**Materials provided**
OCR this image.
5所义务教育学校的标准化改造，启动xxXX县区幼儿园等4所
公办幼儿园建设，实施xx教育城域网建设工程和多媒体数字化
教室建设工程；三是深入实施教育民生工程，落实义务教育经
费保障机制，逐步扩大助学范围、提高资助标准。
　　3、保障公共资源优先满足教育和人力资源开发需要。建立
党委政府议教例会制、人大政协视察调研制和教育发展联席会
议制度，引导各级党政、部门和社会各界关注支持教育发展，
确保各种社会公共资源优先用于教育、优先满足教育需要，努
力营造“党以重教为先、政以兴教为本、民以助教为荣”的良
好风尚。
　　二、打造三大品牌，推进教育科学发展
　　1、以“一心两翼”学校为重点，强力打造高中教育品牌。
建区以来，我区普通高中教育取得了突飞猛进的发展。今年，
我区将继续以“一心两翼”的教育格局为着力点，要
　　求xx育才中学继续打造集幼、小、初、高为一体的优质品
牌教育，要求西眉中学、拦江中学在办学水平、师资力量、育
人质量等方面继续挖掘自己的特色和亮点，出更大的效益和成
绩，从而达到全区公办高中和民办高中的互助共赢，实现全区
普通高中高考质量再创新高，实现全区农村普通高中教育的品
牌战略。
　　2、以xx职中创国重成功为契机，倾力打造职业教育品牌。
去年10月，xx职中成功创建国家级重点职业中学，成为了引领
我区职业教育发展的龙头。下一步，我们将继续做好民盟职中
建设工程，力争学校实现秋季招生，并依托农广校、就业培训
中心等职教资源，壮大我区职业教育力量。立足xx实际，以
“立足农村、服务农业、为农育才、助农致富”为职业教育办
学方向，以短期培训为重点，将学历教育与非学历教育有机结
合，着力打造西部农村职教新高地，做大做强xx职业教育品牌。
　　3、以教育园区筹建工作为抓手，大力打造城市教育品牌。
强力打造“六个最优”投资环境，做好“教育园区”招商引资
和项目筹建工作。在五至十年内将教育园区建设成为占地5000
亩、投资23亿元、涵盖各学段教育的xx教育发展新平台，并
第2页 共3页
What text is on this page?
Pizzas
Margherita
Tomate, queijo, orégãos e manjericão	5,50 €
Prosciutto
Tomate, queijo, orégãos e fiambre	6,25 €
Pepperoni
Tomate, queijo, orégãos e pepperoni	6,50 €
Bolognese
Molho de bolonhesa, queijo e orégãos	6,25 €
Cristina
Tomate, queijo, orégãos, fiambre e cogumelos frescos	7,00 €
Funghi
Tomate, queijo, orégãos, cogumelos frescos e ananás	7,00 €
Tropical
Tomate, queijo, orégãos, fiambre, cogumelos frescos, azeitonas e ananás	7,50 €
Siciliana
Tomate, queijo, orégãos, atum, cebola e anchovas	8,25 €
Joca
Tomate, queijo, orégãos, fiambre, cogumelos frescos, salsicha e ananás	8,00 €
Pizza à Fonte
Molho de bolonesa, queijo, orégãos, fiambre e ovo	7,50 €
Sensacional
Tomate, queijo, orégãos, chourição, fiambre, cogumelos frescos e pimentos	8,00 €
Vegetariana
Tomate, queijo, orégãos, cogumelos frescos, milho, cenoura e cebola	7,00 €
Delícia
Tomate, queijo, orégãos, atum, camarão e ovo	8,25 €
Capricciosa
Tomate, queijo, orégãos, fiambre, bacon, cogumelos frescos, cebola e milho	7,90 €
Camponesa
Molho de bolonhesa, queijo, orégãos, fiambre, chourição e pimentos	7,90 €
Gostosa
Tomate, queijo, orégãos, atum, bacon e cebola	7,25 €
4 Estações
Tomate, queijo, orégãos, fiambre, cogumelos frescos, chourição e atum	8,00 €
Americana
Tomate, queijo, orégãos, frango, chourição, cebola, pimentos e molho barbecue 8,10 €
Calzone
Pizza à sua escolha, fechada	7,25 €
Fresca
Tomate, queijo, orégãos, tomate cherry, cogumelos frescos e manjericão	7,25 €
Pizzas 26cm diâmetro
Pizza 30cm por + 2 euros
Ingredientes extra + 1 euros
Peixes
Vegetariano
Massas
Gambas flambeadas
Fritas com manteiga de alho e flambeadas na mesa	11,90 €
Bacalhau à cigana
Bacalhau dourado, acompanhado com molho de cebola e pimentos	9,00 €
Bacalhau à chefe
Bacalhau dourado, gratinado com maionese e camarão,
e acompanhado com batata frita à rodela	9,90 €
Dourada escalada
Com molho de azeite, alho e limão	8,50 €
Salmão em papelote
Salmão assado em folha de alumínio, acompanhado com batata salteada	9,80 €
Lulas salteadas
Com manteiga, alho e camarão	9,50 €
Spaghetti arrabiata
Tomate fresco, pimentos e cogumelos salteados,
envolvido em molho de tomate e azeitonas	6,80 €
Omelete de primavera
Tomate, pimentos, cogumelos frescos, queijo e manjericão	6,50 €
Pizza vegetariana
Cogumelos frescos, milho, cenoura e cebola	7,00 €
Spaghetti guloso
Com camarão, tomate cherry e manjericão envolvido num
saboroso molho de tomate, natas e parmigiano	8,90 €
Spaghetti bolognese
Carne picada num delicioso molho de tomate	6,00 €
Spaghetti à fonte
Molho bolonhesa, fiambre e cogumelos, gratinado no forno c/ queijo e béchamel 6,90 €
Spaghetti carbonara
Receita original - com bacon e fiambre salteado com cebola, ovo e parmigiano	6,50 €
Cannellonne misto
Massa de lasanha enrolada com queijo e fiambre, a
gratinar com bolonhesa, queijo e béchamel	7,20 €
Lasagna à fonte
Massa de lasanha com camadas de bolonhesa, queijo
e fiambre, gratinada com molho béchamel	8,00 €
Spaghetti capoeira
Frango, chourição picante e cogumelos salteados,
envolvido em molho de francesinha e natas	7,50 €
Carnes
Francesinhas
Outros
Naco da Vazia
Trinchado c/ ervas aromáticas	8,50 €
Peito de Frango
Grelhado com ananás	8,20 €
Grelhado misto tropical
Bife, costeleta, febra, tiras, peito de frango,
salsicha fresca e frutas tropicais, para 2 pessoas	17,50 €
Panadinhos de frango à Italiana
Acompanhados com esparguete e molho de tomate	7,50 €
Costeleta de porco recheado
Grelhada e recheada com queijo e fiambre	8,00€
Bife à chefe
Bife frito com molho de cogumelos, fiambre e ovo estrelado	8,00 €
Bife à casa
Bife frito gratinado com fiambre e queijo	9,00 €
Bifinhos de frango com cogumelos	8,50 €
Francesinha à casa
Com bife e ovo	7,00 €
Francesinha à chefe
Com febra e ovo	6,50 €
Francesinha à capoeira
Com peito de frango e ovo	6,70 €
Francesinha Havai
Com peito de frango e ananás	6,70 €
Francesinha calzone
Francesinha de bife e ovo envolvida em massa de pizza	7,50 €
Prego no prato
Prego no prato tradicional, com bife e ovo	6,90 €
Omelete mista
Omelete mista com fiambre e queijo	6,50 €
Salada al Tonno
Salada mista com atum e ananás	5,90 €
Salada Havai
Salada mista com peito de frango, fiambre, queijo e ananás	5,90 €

**The exercise**
Each entry must be reproduced verbatim.

**Answer to the task**
OCR this image.
5所义务教育学校的标准化改造，启动xxXX县区幼儿园等4所
公办幼儿园建设，实施xx教育城域网建设工程和多媒体数字化
教室建设工程；三是深入实施教育民生工程，落实义务教育经
费保障机制，逐步扩大助学范围、提高资助标准。
　　3、保障公共资源优先满足教育和人力资源开发需要。建立
党委政府议教例会制、人大政协视察调研制和教育发展联席会
议制度，引导各级党政、部门和社会各界关注支持教育发展，
确保各种社会公共资源优先用于教育、优先满足教育需要，努
力营造“党以重教为先、政以兴教为本、民以助教为荣”的良
好风尚。
　　二、打造三大品牌，推进教育科学发展
　　1、以“一心两翼”学校为重点，强力打造高中教育品牌。
建区以来，我区普通高中教育取得了突飞猛进的发展。今年，
我区将继续以“一心两翼”的教育格局为着力点，要
　　求xx育才中学继续打造集幼、小、初、高为一体的优质品
牌教育，要求西眉中学、拦江中学在办学水平、师资力量、育
人质量等方面继续挖掘自己的特色和亮点，出更大的效益和成
绩，从而达到全区公办高中和民办高中的互助共赢，实现全区
普通高中高考质量再创新高，实现全区农村普通高中教育的品
牌战略。
　　2、以xx职中创国重成功为契机，倾力打造职业教育品牌。
去年10月，xx职中成功创建国家级重点职业中学，成为了引领
我区职业教育发展的龙头。下一步，我们将继续做好民盟职中
建设工程，力争学校实现秋季招生，并依托农广校、就业培训
中心等职教资源，壮大我区职业教育力量。立足xx实际，以
“立足农村、服务农业、为农育才、助农致富”为职业教育办
学方向，以短期培训为重点，将学历教育与非学历教育有机结
合，着力打造西部农村职教新高地，做大做强xx职业教育品牌。
　　3、以教育园区筹建工作为抓手，大力打造城市教育品牌。
强力打造“六个最优”投资环境，做好“教育园区”招商引资
和项目筹建工作。在五至十年内将教育园区建设成为占地5000
亩、投资23亿元、涵盖各学段教育的xx教育发展新平台，并
第2页 共3页
What text is on this page?
Pizzas
Margherita
Tomate, queijo, orégãos e manjericão	5,50 €
Prosciutto
Tomate, queijo, orégãos e fiambre	6,25 €
Pepperoni
Tomate, queijo, orégãos e pepperoni	6,50 €
Bolognese
Molho de bolonhesa, queijo e orégãos	6,25 €
Cristina
Tomate, queijo, orégãos, fiambre e cogumelos frescos	7,00 €
Funghi
Tomate, queijo, orégãos, cogumelos frescos e ananás	7,00 €
Tropical
Tomate, queijo, orégãos, fiambre, cogumelos frescos, azeitonas e ananás	7,50 €
Siciliana
Tomate, queijo, orégãos, atum, cebola e anchovas	8,25 €
Joca
Tomate, queijo, orégãos, fiambre, cogumelos frescos, salsicha e ananás	8,00 €
Pizza à Fonte
Molho de bolonesa, queijo, orégãos, fiambre e ovo	7,50 €
Sensacional
Tomate, queijo, orégãos, chourição, fiambre, cogumelos frescos e pimentos	8,00 €
Vegetariana
Tomate, queijo, orégãos, cogumelos frescos, milho, cenoura e cebola	7,00 €
Delícia
Tomate, queijo, orégãos, atum, camarão e ovo	8,25 €
Capricciosa
Tomate, queijo, orégãos, fiambre, bacon, cogumelos frescos, cebola e milho	7,90 €
Camponesa
Molho de bolonhesa, queijo, orégãos, fiambre, chourição e pimentos	7,90 €
Gostosa
Tomate, queijo, orégãos, atum, bacon e cebola	7,25 €
4 Estações
Tomate, queijo, orégãos, fiambre, cogumelos frescos, chourição e atum	8,00 €
Americana
Tomate, queijo, orégãos, frango, chourição, cebola, pimentos e molho barbecue 8,10 €
Calzone
Pizza à sua escolha, fechada	7,25 €
Fresca
Tomate, queijo, orégãos, tomate cherry, cogumelos frescos e manjericão	7,25 €
Pizzas 26cm diâmetro
Pizza 30cm por + 2 euros
Ingredientes extra + 1 euros
Peixes
Vegetariano
Massas
Gambas flambeadas
Fritas com manteiga de alho e flambeadas na mesa	11,90 €
Bacalhau à cigana
Bacalhau dourado, acompanhado com molho de cebola e pimentos	9,00 €
Bacalhau à chefe
Bacalhau dourado, gratinado com maionese e camarão,
e acompanhado com batata frita à rodela	9,90 €
Dourada escalada
Com molho de azeite, alho e limão	8,50 €
Salmão em papelote
Salmão assado em folha de alumínio, acompanhado com batata salteada	9,80 €
Lulas salteadas
Com manteiga, alho e camarão	9,50 €
Spaghetti arrabiata
Tomate fresco, pimentos e cogumelos salteados,
envolvido em molho de tomate e azeitonas	6,80 €
Omelete de primavera
Tomate, pimentos, cogumelos frescos, queijo e manjericão	6,50 €
Pizza vegetariana
Cogumelos frescos, milho, cenoura e cebola	7,00 €
Spaghetti guloso
Com camarão, tomate cherry e manjericão envolvido num
saboroso molho de tomate, natas e parmigiano	8,90 €
Spaghetti bolognese
Carne picada num delicioso molho de tomate	6,00 €
Spaghetti à fonte
Molho bolonhesa, fiambre e cogumelos, gratinado no forno c/ queijo e béchamel 6,90 €
Spaghetti carbonara
Receita original - com bacon e fiambre salteado com cebola, ovo e parmigiano	6,50 €
Cannellonne misto
Massa de lasanha enrolada com queijo e fiambre, a
gratinar com bolonhesa, queijo e béchamel	7,20 €
Lasagna à fonte
Massa de lasanha com camadas de bolonhesa, queijo
e fiambre, gratinada com molho béchamel	8,00 €
Spaghetti capoeira
Frango, chourição picante e cogumelos salteados,
envolvido em molho de francesinha e natas	7,50 €
Carnes
Francesinhas
Outros
Naco da Vazia
Trinchado c/ ervas aromáticas	8,50 €
Peito de Frango
Grelhado com ananás	8,20 €
Grelhado misto tropical
Bife, costeleta, febra, tiras, peito de frango,
salsicha fresca e frutas tropicais, para 2 pessoas	17,50 €
Panadinhos de frango à Italiana
Acompanhados com esparguete e molho de tomate	7,50 €
Costeleta de porco recheado
Grelhada e recheada com queijo e fiambre	8,00€
Bife à chefe
Bife frito com molho de cogumelos, fiambre e ovo estrelado	8,00 €
Bife à casa
Bife frito gratinado com fiambre e queijo	9,00 €
Bifinhos de frango com cogumelos	8,50 €
Francesinha à casa
Com bife e ovo	7,00 €
Francesinha à chefe
Com febra e ovo	6,50 €
Francesinha à capoeira
Com peito de frango e ovo	6,70 €
Francesinha Havai
Com peito de frango e ananás	6,70 €
Francesinha calzone
Francesinha de bife e ovo envolvida em massa de pizza	7,50 €
Prego no prato
Prego no prato tradicional, com bife e ovo	6,90 €
Omelete mista
Omelete mista com fiambre e queijo	6,50 €
Salada al Tonno
Salada mista com atum e ananás	5,90 €
Salada Havai
Salada mista com peito de frango, fiambre, queijo e ananás	5,90 €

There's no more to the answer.